Brief - Filter the records below and copy every line containing the word "Temperatura".
——————
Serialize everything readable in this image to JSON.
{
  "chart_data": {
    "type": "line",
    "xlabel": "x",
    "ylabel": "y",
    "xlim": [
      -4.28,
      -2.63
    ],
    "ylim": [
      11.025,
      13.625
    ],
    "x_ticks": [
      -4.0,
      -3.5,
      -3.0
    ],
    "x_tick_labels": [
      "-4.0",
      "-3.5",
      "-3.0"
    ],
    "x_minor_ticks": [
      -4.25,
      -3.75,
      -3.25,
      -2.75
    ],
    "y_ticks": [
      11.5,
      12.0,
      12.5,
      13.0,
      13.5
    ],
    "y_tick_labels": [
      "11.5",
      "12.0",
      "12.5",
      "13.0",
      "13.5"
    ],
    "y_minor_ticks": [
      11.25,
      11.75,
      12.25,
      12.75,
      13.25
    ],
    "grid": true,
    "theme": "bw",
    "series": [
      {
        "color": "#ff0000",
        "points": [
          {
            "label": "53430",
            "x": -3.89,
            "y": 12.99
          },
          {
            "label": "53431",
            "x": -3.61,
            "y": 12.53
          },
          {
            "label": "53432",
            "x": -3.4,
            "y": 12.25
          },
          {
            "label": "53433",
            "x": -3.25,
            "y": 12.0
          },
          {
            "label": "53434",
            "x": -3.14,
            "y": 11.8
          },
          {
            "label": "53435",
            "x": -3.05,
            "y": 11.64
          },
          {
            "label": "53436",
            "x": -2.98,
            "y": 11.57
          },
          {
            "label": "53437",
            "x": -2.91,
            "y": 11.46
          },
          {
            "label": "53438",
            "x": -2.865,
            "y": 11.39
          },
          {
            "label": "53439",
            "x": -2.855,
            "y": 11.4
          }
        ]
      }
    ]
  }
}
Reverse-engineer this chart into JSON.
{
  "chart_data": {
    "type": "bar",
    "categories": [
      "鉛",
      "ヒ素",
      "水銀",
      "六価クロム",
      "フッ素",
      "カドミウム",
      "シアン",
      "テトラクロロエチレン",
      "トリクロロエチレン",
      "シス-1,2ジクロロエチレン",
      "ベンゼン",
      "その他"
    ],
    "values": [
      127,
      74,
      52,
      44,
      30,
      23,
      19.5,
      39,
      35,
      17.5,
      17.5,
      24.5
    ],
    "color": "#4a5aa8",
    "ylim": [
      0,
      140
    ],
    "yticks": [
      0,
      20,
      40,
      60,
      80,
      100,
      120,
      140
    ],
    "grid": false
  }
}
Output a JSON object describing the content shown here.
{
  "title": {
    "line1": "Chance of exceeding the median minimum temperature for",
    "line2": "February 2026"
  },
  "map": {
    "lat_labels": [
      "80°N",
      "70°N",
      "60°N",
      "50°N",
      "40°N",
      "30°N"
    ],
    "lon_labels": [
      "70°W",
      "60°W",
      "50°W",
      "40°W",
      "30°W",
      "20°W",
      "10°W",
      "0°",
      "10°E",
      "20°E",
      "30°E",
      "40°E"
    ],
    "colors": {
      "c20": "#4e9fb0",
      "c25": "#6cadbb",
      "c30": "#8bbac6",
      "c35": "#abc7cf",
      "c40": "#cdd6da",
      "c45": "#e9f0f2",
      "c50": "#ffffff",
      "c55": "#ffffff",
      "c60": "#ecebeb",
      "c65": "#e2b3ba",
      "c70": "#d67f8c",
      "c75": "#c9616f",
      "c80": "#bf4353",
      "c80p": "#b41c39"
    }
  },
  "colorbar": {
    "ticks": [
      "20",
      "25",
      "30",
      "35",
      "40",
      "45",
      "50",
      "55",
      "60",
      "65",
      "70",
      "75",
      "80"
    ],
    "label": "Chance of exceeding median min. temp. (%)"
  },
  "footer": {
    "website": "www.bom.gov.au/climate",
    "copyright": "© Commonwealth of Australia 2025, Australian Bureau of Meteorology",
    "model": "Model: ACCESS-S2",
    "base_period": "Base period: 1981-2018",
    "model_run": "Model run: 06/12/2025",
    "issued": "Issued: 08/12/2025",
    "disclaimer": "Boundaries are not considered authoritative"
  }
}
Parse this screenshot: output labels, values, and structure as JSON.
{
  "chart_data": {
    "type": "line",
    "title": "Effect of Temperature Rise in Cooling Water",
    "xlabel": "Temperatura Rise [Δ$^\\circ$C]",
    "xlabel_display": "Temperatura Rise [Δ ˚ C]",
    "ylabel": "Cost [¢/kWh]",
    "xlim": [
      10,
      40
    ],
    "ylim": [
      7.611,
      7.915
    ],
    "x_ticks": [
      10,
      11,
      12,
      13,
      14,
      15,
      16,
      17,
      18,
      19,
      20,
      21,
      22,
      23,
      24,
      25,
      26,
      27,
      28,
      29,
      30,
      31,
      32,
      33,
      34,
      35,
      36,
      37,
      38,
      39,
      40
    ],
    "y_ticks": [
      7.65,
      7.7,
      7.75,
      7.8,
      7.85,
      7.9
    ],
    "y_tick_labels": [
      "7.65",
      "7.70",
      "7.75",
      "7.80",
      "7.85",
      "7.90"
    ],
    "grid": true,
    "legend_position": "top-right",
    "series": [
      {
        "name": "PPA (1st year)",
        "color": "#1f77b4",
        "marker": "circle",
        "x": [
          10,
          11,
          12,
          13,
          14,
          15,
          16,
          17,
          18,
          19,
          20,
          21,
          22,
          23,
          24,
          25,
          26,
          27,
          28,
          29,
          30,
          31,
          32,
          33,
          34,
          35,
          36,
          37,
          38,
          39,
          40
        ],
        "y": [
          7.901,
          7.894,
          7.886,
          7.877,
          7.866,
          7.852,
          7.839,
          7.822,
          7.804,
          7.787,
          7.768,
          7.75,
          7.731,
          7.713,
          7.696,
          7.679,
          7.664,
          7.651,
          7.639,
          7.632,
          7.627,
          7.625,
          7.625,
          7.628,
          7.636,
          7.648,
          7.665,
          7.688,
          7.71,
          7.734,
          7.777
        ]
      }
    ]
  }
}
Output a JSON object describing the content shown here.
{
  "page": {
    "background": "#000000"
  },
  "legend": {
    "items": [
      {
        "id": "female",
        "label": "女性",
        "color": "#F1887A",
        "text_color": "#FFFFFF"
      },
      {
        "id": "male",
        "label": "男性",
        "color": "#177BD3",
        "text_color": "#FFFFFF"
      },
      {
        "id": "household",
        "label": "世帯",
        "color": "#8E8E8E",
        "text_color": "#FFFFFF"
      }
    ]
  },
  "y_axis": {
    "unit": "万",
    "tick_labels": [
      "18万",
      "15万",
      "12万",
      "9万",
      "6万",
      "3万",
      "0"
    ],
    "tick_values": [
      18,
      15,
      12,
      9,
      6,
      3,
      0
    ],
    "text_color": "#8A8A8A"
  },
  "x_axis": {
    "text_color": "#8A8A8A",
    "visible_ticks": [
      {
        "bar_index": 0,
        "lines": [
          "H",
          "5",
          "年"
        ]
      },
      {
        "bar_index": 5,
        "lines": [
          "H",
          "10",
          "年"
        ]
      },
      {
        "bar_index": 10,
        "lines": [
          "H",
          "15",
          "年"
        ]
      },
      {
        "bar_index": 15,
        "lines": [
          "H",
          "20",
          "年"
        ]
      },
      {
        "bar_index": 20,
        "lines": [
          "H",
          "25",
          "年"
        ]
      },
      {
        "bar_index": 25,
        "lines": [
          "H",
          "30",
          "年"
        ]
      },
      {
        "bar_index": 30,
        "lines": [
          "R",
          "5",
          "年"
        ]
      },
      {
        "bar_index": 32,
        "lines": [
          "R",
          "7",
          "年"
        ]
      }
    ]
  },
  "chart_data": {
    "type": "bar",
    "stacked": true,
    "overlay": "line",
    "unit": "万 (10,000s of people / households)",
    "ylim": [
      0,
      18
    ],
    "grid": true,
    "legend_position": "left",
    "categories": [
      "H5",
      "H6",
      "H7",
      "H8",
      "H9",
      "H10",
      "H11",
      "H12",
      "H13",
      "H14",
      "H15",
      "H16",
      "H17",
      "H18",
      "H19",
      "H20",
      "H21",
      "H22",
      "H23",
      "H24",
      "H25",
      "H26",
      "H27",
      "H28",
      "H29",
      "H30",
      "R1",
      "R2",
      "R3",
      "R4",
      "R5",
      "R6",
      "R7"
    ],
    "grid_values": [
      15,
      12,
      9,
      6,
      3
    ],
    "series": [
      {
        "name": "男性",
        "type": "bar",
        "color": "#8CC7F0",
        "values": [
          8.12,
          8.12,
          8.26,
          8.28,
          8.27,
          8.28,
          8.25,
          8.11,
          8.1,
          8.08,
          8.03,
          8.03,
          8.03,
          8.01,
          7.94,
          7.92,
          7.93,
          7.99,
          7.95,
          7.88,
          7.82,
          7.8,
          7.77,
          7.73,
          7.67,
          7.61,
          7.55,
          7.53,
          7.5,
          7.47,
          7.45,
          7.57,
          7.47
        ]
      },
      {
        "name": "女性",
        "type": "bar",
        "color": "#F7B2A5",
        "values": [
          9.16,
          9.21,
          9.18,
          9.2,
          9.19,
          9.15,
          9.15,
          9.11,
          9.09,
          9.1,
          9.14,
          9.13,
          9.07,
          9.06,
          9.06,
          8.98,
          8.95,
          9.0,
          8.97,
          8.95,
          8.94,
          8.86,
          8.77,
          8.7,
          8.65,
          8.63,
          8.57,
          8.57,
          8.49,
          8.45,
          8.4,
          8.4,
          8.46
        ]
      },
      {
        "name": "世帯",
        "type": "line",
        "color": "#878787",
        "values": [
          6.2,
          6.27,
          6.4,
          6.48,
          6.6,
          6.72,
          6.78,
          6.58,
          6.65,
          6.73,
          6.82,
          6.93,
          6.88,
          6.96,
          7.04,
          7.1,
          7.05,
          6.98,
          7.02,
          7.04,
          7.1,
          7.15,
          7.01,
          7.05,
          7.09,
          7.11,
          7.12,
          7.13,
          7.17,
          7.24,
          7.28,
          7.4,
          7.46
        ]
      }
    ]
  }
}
——————
The solution -
    "xlabel": "Temperatura Rise [Δ$^\\circ$C]",
    "xlabel_display": "Temperatura Rise [Δ ˚ C]",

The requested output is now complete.